▸ HOW TO COMPLETE THIS TASK:
The job is to find each line in the entries holding the string "Brito" and copy that line.

[Saved data entries]
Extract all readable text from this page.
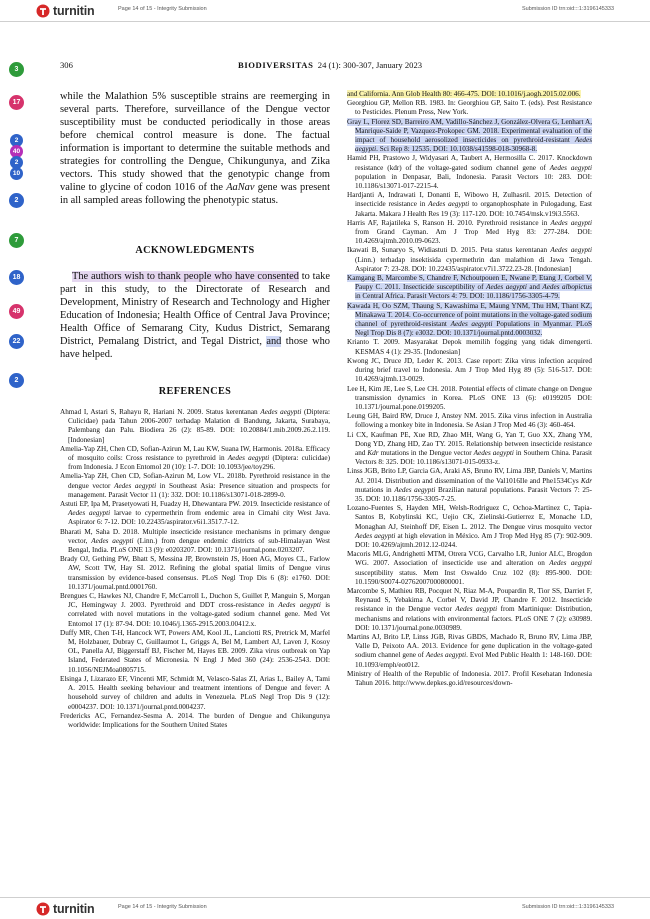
turnitin	Page 14 of 15 - Integrity Submission	Submission ID trn:oid:::1:3196145333
3
17
2
40
2
10
2
7
18
49
22
2
306	BIODIVERSITAS 24 (1): 300-307, January 2023

while the Malathion 5% susceptible strains are reemerging in several parts. Therefore, surveillance of the Dengue vector susceptibility must be conducted periodically in those areas before chemical control measure is done. The factual information is important to determine the suitable methods and strategies for controlling the Dengue, Chikungunya, and Zika vectors. This study showed that the genotypic change from valine to glycine of codon 1016 of the AaNav gene was present in all sampled areas following the phenotypic status.

ACKNOWLEDGMENTS

The authors wish to thank people who have consented to take part in this study, to the Directorate of Research and Development, Ministry of Research and Technology and Higher Education of Indonesia; Health Office of Central Java Province; Health Office of Semarang City, Kudus District, Semarang District, Pemalang District, and Tegal District, and those who have helped.

REFERENCES

Ahmad I, Astari S, Rahayu R, Hariani N. 2009. Status kerentanan Aedes aegypti (Diptera: Culicidae) pada Tahun 2006-2007 terhadap Malation di Bandung, Jakarta, Surabaya, Palembang dan Palu. Biodiera 26 (2): 85-89. DOI: 10.20884/1.mib.2009.26.2.119. [Indonesian]

Amelia-Yap ZH, Chen CD, Sofian-Azirun M, Lau KW, Suana IW, Harmonis. 2018a. Efficacy of mosquito coils: Cross resistance to pyrethroid in Aedes aegypti (Diptera: culicidae) from Indonesia. J Econ Entomol 20 (10): 1-7. DOI: 10.1093/jee/toy296.

Amelia-Yap ZH, Chen CD, Sofian-Azirun M, Low VL. 2018b. Pyrethroid resistance in the dengue vector Aedes aegypti in Southeast Asia: Presence situation and prospects for management. Parasit Vector 11 (1): 332. DOI: 10.1186/s13071-018-2899-0.

Astuti EP, Ipa M, Prasetyowati H, Fuadzy H, Dhewantara PW. 2019. Insecticide resistance of Aedes aegypti larvae to cypermethrin from endemic area in Cimahi city West Java. Aspirator 6: 7-12. DOI: 10.22435/aspirator.v6i1.3517.7-12.

Bharati M, Saha D. 2018. Multiple insecticide resistance mechanisms in primary dengue vector, Aedes aegypti (Linn.) from dengue endemic districts of sub-Himalayan West Bengal, India. PLoS ONE 13 (9): e0203207. DOI: 10.1371/journal.pone.0203207.

Brady OJ, Gething PW, Bhatt S, Messina JP, Brownstein JS, Hoen AG, Moyes CL, Farlow AW, Scott TW, Hay SI. 2012. Refining the global spatial limits of Dengue virus transmission by evidence-based consensus. PLoS Negl Trop Dis 6 (8): e1760. DOI: 10.1371/journal.pntd.0001760.

Brengues C, Hawkes NJ, Chandre F, McCarroll L, Duchon S, Guillet P, Manguin S, Morgan JC, Hemingway J. 2003. Pyrethroid and DDT cross-resistance in Aedes aegypti is correlated with novel mutations in the voltage-gated sodium channel gene. Med Vet Entomol 17 (1): 87-94. DOI: 10.1046/j.1365-2915.2003.00412.x.

Duffy MR, Chen T-H, Hancock WT, Powers AM, Kool JL, Lanciotti RS, Pretrick M, Marfel M, Holzbauer, Dubray C, Guillaumot L, Griggs A, Bel M, Lambert AJ, Laven J, Kosoy OL, Panella AJ, Biggerstaff BJ, Fischer M, Hayes EB. 2009. Zika virus outbreak on Yap Island, Federated States of Micronesia. N Engl J Med 360 (24): 2536-2543. DOI: 10.1056/NEJMoa0805715.

Elsinga J, Lizarazo EF, Vincenti MF, Schmidt M, Velasco-Salas ZI, Arias L, Bailey A, Tami A. 2015. Health seeking behaviour and treatment intentions of Dengue and fever: A household survey of children and adults in Venezuela. PLoS Negl Trop Dis 9 (12): e0004237. DOI: 10.1371/journal.pntd.0004237.

Fredericks AC, Fernandez-Sesma A. 2014. The burden of Dengue and Chikungunya worldwide: Implications for the Southern United States

and California. Ann Glob Health 80: 466-475. DOI: 10.1016/j.aogh.2015.02.006.

Georghiou GP, Mellon RB. 1983. In: Georghiou GP, Saito T. (eds). Pest Resistance to Pesticides. Plenum Press, New York.

Gray L, Florez SD, Barreiro AM, Vadillo-Sánchez J, González-Olvera G, Lenhart A, Manrique-Saide P, Vazquez-Prokopec GM. 2018. Experimental evaluation of the impact of household aerosolized insecticides on pyrethroid-resistant Aedes aegypti. Sci Rep 8: 12535. DOI: 10.1038/s41598-018-30968-8.

Hamid PH, Prastowo J, Widyasari A, Taubert A, Hermosilla C. 2017. Knockdown resistance (kdr) of the voltage-gated sodium channel gene of Aedes aegypti population in Denpasar, Bali, Indonesia. Parasit Vectors 10: 283. DOI: 10.1186/s13071-017-2215-4.

Hardjanti A, Indrawati I, Donanti E, Wibowo H, Zulhasril. 2015. Detection of insecticide resistance in Aedes aegypti to organophosphate in Pulogadung, East Jakarta. Makara J Health Res 19 (3): 117-120. DOI: 10.7454/msk.v19i3.5563.

Harris AF, Rajatileka S, Ranson H. 2010. Pyrethroid resistance in Aedes aegypti from Grand Cayman. Am J Trop Med Hyg 83: 277-284. DOI: 10.4269/ajtmh.2010.09-0623.

Ikawati B, Sunaryo S, Widiastuti D. 2015. Peta status kerentanan Aedes aegypti (Linn.) terhadap insektisida cypermethrin dan malathion di Jawa Tengah. Aspirator 7: 23-28. DOI: 10.22435/aspirator.v7i1.3722.23-28. [Indonesian]

Kamgang B, Marcombe S, Chandre F, Nchoutpouen E, Nwane P, Etang J, Corbel V, Paupy C. 2011. Insecticide susceptibility of Aedes aegypti and Aedes albopictus in Central Africa. Parasit Vectors 4: 79. DOI: 10.1186/1756-3305-4-79.

Kawada H, Oo SZM, Thaung S, Kawashima E, Maung YNM, Thu HM, Thant KZ, Minakawa T. 2014. Co-occurrence of point mutations in the voltage-gated sodium channel of pyrethroid-resistant Aedes aegypti Populations in Myanmar. PLoS Negl Trop Dis 8 (7): e3032. DOI: 10.1371/journal.pntd.0003032.

Krianto T. 2009. Masyarakat Depok memilih fogging yang tidak dimengerti. KESMAS 4 (1): 29-35. [Indonesian]

Kwong JC, Druce JD, Leder K. 2013. Case report: Zika virus infection acquired during brief travel to Indonesia. Am J Trop Med Hyg 89 (5): 516-517. DOI: 10.4269/ajtmh.13-0029.

Lee H, Kim JE, Lee S, Lee CH. 2018. Potential effects of climate change on Dengue transmission dynamics in Korea. PLoS ONE 13 (6): e0199205 DOI: 10.1371/journal.pone.0199205.

Leung GH, Baird RW, Druce J, Anstey NM. 2015. Zika virus infection in Australia following a monkey bite in Indonesia. Se Asian J Trop Med 46 (3): 460-464.

Li CX, Kaufman PE, Xue RD, Zhao MH, Wang G, Yan T, Guo XX, Zhang YM, Dong YD, Zhang HD, Zao TY. 2015. Relationship between insecticide resistance and Kdr mutations in the Dengue vector Aedes aegypti in Southern China. Parasit Vectors 8: 325. DOI: 10.1186/s13071-015-0933-z.

Linss JGB, Brito LP, Garcia GA, Araki AS, Bruno RV, Lima JBP, Daniels V, Martins AJ. 2014. Distribution and dissemination of the Val1016Ile and Phe1534Cys Kdr mutations in Aedes aegypti Brazilian natural populations. Parasit Vectors 7: 25-35. DOI: 10.1186/1756-3305-7-25.

Lozano-Fuentes S, Hayden MH, Welsh-Rodriguez C, Ochoa-Martinez C, Tapia-Santos B, Kobylinski KC, Uejio CK, Zielinski-Gutierrez E, Monache LD, Monaghan AJ, Steinhoff DF, Eisen L. 2012. The Dengue virus mosquito vector Aedes aegypti at high elevation in México. Am J Trop Med Hyg 85 (7): 902-909. DOI: 10.4269/ajtmh.2012.12-0244.

Macoris MLG, Andrighetti MTM, Otrera VCG, Carvalho LR, Junior ALC, Brogdon WG. 2007. Association of insecticide use and alteration on Aedes aegypti susceptibility status. Mem Inst Oswaldo Cruz 102 (8): 895-900. DOI: 10.1590/S0074-02762007000800001.

Marcombe S, Mathieu RB, Pocquet N, Riaz M-A, Poupardin R, Tior SS, Darriet F, Reynaud S, Yebakima A, Corbel V, David JP, Chandre F. 2012. Insecticide resistance in the Dengue vector Aedes aegypti from Martinique: Distribution, mechanisms and relations with environmental factors. PLoS ONE 7 (2): e30989. DOI: 10.1371/journal.pone.0030989.

Martins AJ, Brito LP, Linss JGB, Rivas GBDS, Machado R, Bruno RV, Lima JBP, Valle D, Peixoto AA. 2013. Evidence for gene duplication in the voltage-gated sodium channel gene of Aedes aegypti. Evol Med Public Health 1: 148-160. DOI: 10.1093/emph/eot012.

Ministry of Health of the Republic of Indonesia. 2017. Profil Kesehatan Indonesia Tahun 2016. http://www.depkes.go.id/resources/down-

turnitin	Page 14 of 15 - Integrity Submission	Submission ID trn:oid:::1:3196145333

▸ PROBLEM SOLUTION:
Linss JGB, Brito LP, Garcia GA, Araki AS, Bruno RV, Lima JBP, Daniels V, Martins AJ. 2014. Distribution and dissemination of the Val1016Ile and Phe1534Cys Kdr mutations in Aedes aegypti Brazilian natural populations. Parasit Vectors 7: 25-35. DOI: 10.1186/1756-3305-7-25.
Martins AJ, Brito LP, Linss JGB, Rivas GBDS, Machado R, Bruno RV, Lima JBP, Valle D, Peixoto AA. 2013. Evidence for gene duplication in the voltage-gated sodium channel gene of Aedes aegypti. Evol Med Public Health 1: 148-160. DOI: 10.1093/emph/eot012.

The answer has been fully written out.